DIRECTIVE: For the records that follow, return only the count of lines containing the string "воду".

Dataset entries
☆ ☆ ☆ ☆ ☆

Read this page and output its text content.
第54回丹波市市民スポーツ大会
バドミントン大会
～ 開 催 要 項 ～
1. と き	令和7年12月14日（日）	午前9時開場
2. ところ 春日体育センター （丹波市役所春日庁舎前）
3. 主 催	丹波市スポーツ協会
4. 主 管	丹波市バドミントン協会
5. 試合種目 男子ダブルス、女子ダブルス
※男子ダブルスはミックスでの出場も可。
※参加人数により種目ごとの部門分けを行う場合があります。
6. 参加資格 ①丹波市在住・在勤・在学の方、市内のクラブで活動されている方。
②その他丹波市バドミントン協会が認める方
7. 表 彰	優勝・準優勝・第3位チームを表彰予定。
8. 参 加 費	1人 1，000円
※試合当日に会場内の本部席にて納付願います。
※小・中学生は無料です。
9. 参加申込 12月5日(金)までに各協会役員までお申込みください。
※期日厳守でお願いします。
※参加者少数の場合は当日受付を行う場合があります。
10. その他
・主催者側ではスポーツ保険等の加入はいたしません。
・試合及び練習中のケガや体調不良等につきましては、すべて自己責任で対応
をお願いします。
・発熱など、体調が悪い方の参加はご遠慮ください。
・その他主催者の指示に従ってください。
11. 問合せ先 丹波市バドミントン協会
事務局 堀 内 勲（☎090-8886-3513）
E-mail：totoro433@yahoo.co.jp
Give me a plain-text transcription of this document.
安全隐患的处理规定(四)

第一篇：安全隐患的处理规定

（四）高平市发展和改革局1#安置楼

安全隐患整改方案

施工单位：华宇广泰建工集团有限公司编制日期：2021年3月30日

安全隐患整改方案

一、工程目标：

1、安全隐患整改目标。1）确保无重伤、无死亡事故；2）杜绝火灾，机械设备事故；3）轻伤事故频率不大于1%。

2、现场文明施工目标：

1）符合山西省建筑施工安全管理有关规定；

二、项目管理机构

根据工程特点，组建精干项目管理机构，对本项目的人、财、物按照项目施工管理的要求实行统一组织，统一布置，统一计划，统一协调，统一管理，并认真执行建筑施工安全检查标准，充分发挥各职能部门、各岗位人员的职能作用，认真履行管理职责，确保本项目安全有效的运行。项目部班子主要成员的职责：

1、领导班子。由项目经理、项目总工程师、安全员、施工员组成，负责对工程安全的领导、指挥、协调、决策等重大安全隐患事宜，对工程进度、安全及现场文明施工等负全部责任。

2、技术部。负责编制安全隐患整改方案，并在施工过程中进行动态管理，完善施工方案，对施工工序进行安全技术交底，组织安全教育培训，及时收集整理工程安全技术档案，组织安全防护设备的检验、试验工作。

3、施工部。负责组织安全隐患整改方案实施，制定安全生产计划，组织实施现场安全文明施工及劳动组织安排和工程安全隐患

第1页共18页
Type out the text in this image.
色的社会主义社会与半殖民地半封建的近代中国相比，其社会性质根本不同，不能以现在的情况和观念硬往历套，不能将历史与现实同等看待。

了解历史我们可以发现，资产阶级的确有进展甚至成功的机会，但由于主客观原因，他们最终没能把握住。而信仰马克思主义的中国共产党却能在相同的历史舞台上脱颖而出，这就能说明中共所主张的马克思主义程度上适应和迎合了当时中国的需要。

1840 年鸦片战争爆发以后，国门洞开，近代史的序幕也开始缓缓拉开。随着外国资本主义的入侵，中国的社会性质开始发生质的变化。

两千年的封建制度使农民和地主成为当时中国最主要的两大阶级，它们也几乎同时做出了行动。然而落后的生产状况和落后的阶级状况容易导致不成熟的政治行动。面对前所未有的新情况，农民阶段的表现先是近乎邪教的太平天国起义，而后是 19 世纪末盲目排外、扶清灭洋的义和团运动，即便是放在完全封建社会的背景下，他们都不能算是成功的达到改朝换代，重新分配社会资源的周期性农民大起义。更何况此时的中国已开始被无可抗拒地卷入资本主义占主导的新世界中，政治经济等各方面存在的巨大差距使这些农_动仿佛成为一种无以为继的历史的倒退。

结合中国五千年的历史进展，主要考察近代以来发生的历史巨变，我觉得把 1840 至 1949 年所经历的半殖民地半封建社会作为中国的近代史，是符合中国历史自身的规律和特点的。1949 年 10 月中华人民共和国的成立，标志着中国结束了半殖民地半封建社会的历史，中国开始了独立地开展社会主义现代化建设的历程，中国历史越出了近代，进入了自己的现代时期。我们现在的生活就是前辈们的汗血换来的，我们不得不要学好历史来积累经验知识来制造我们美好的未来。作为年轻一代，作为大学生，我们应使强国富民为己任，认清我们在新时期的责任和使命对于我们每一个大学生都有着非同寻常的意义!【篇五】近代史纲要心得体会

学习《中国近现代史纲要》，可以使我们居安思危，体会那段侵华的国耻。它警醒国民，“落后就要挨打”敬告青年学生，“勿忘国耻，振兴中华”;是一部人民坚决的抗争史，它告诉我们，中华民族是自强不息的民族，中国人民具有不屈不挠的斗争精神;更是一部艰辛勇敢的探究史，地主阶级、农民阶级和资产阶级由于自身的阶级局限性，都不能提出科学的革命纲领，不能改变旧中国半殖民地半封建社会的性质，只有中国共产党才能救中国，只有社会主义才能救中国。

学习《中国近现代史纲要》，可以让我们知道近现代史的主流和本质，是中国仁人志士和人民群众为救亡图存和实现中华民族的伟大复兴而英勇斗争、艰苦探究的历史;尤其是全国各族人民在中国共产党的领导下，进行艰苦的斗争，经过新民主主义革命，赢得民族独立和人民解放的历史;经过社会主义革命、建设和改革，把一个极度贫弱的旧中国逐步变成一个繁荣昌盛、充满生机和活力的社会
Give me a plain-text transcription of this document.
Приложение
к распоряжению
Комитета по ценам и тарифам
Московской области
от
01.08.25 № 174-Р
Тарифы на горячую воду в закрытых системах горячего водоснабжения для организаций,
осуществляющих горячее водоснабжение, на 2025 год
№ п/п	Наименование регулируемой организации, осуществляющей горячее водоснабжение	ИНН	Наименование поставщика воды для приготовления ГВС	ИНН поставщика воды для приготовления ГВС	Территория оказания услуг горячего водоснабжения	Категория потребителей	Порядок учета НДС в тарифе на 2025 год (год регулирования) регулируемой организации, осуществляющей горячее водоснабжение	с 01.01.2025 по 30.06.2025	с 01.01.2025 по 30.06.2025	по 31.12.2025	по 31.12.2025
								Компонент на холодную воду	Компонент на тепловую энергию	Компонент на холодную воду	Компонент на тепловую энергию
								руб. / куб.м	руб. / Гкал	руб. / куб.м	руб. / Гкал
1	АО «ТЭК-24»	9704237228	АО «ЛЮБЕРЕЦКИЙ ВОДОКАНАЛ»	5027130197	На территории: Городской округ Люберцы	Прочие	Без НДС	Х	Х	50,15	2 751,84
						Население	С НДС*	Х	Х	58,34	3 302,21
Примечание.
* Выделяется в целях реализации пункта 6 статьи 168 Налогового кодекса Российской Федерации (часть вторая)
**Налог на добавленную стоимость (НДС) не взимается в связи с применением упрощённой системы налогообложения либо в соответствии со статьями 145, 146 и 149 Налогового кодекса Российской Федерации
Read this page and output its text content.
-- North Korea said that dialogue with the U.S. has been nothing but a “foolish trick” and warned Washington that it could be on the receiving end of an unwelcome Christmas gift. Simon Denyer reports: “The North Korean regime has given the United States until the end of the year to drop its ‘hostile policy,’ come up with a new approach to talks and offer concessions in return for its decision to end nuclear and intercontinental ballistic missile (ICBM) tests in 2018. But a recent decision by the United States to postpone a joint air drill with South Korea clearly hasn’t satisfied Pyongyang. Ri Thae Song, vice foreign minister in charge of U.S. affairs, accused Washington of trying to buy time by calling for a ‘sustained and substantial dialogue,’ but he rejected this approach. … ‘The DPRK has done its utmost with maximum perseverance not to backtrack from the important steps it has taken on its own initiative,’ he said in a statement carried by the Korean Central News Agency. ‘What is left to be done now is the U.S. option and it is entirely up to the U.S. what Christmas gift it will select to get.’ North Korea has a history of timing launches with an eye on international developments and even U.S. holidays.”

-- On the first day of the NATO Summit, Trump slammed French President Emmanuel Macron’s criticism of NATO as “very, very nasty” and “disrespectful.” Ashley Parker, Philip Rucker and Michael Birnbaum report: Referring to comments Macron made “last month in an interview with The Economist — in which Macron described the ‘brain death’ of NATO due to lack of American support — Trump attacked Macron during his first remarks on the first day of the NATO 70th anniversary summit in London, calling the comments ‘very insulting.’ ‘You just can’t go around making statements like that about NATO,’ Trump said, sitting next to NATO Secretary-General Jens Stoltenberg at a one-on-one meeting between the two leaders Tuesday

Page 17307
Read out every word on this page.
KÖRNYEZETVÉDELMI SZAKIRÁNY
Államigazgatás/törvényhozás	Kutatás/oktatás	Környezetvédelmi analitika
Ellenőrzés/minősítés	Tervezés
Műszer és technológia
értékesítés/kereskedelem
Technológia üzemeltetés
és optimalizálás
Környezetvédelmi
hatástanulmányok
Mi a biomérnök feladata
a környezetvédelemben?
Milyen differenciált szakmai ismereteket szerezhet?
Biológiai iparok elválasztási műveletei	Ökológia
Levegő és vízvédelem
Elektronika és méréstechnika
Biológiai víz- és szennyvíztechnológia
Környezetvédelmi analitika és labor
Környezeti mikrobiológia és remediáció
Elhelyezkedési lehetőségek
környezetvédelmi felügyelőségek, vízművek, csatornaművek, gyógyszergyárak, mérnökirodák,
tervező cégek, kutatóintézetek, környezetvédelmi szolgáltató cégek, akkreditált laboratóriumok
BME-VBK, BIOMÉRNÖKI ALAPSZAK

☆ ☆ ☆ ☆ ☆

RESULT OF THIS TASK: 2